TASK GOAL. Reproduce the records below exactly as they appear, omitting any pictures they contain.

DATASET ROWS.
((

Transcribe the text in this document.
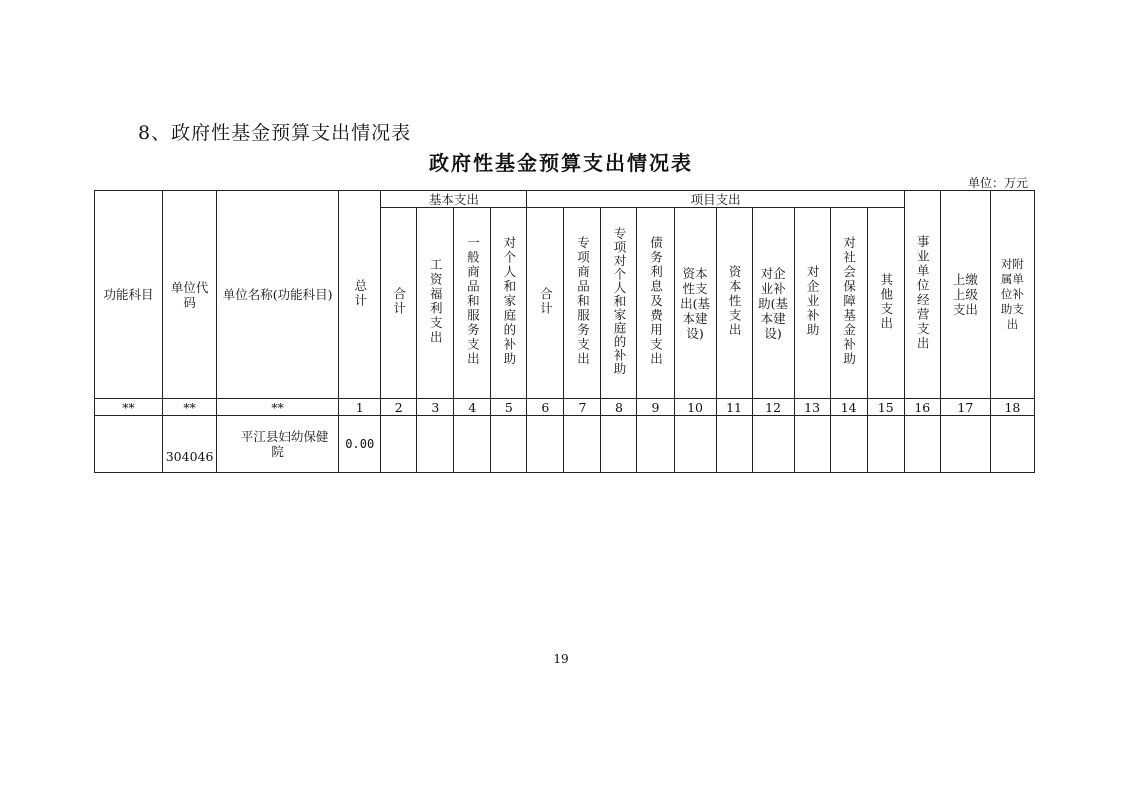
8、政府性基金预算支出情况表
政府性基金预算支出情况表
单位：万元
功能科目	单位代码	单位名称(功能科目)	总计	基本支出				项目支出										事业单位经营支出	上缴上级支出	对附属单位补助支出
				合计	工资福利支出	一般商品和服务支出	对个人和家庭的补助	合计	专项商品和服务支出	专项对个人和家庭的补助	债务利息及费用支出	资本性支出(基本建设)	资本性支出	对企业补助(基本建设)	对企业补助	对社会保障基金补助	其他支出			
**	**	**	1	2	3	4	5	6	7	8	9	10	11	12	13	14	15	16	17	18
	304046	平江县妇幼保健院	0.00																	
19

))

ANSWER FOR THIS EXERCISE.
Transcribe the text in this document.
8、政府性基金预算支出情况表
政府性基金预算支出情况表
单位：万元
功能科目	单位代码	单位名称(功能科目)	总计	基本支出				项目支出										事业单位经营支出	上缴上级支出	对附属单位补助支出
				合计	工资福利支出	一般商品和服务支出	对个人和家庭的补助	合计	专项商品和服务支出	专项对个人和家庭的补助	债务利息及费用支出	资本性支出(基本建设)	资本性支出	对企业补助(基本建设)	对企业补助	对社会保障基金补助	其他支出			
**	**	**	1	2	3	4	5	6	7	8	9	10	11	12	13	14	15	16	17	18
	304046	平江县妇幼保健院	0.00																	
19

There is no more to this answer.